WRITTEN EXERCISE
Copy the lines holding the word "Tiamo", all of them.

--------------------------------

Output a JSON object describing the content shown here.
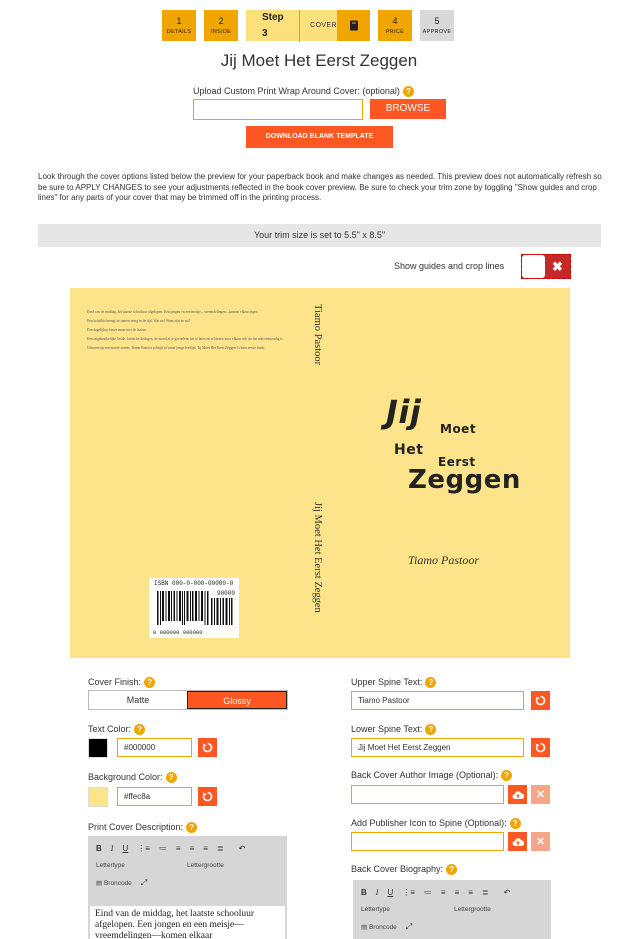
{
  "steps": [
    {
      "num": "1",
      "label": "DETAILS"
    },
    {
      "num": "2",
      "label": "INSIDE"
    },
    {
      "current_label": "Step 3",
      "current_name": "COVER"
    },
    {
      "num": "4",
      "label": "PRICE"
    },
    {
      "num": "5",
      "label": "APPROVE"
    }
  ],
  "book_title": "Jij Moet Het Eerst Zeggen",
  "upload": {
    "label": "Upload Custom Print Wrap Around Cover: (optional)",
    "browse_label": "BROWSE",
    "download_label": "DOWNLOAD BLANK TEMPLATE"
  },
  "intro_text": "Look through the cover options listed below the preview for your paperback book and make changes as needed. This preview does not automatically refresh so be sure to APPLY CHANGES to see your adjustments reflected in the book cover preview. Be sure to check your trim zone by toggling \"Show guides and crop lines\" for any parts of your cover that may be trimmed off in the printing process.",
  "trim_text": "Your trim size is set to 5.5\" x 8.5\"",
  "guides_label": "Show guides and crop lines",
  "cover_preview": {
    "bg_color": "#fde48a",
    "back_paragraphs": [
      "Eind van de middag, het laatste schooluur afgelopen. Een jongen en een meisje—vreemdelingen—komen elkaar tegen.",
      "Een lichtflits brengt ze samen terug in de tijd. Wat nu? Waar zijn ze nu?",
      "Een dagelijkse keuze maar niet de laatste.",
      "Een ongebruikelijke liefde, kritische dialogen, de moed al je gevoelens toe te laten en te kiezen voor elkaar ook als het niet eenvoudig is.",
      "Geboren op een mooie zomer, Tiamo Pastoor schrijft al vanaf jonge leeftijd. 'Jij Moet Het Eerst Zeggen' is haar eerste boek."
    ],
    "isbn": "ISBN 000-0-000-00000-0",
    "barcode_price": "90000",
    "barcode_number": "0 000000 000000",
    "spine_upper": "Tiamo Pastoor",
    "spine_lower": "Jij Moet Het Eerst Zeggen",
    "front_title_words": [
      "Jij",
      "Moet",
      "Het",
      "Eerst",
      "Zeggen"
    ],
    "front_author": "Tiamo Pastoor"
  },
  "form": {
    "cover_finish_label": "Cover Finish:",
    "finish_options": [
      "Matte",
      "Glossy"
    ],
    "finish_selected": "Glossy",
    "text_color_label": "Text Color:",
    "text_color": "#000000",
    "bg_color_label": "Background Color:",
    "bg_color": "#ffec8a",
    "bg_color_swatch": "#fde48a",
    "print_desc_label": "Print Cover Description:",
    "upper_spine_label": "Upper Spine Text:",
    "upper_spine_value": "Tiamo Pastoor",
    "lower_spine_label": "Lower Spine Text:",
    "lower_spine_value": "Jij Moet Het Eerst Zeggen",
    "author_image_label": "Back Cover Author Image (Optional):",
    "publisher_icon_label": "Add Publisher Icon to Spine (Optional):",
    "biography_label": "Back Cover Biography:"
  },
  "editor": {
    "font_type_placeholder": "Lettertype",
    "font_size_placeholder": "Lettergrootte",
    "source_label": "Broncode",
    "desc_text": "Eind van de middag, het laatste schooluur afgelopen. Een jongen en een meisje—vreemdelingen—komen elkaar"
  },
  "colors": {
    "accent": "#ff5722",
    "step": "#f0a500"
  }
}
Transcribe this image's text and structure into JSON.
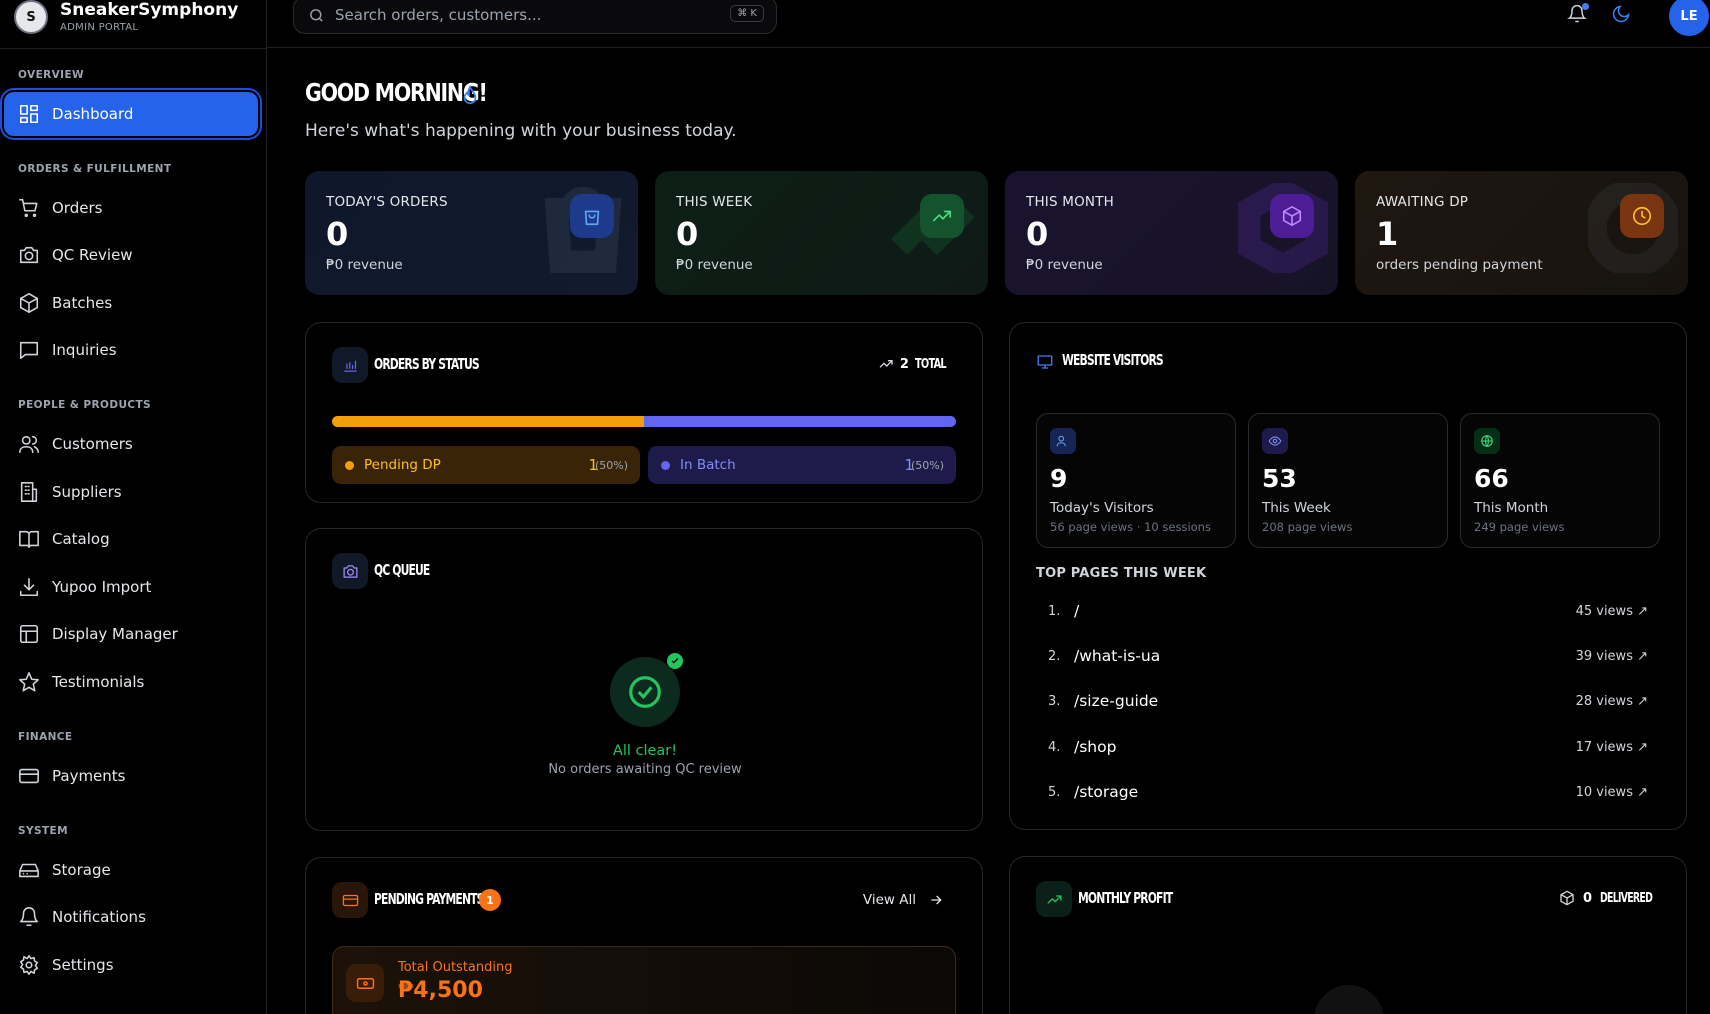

--------------------------------

SOLUTION FOR THIS EXERCISE
      "Geboren op een mooie zomer, Tiamo Pastoor schrijft al vanaf jonge leeftijd. 'Jij Moet Het Eerst Zeggen' is haar eerste boek."
    "spine_upper": "Tiamo Pastoor",
    "front_author": "Tiamo Pastoor"
    "upper_spine_value": "Tiamo Pastoor",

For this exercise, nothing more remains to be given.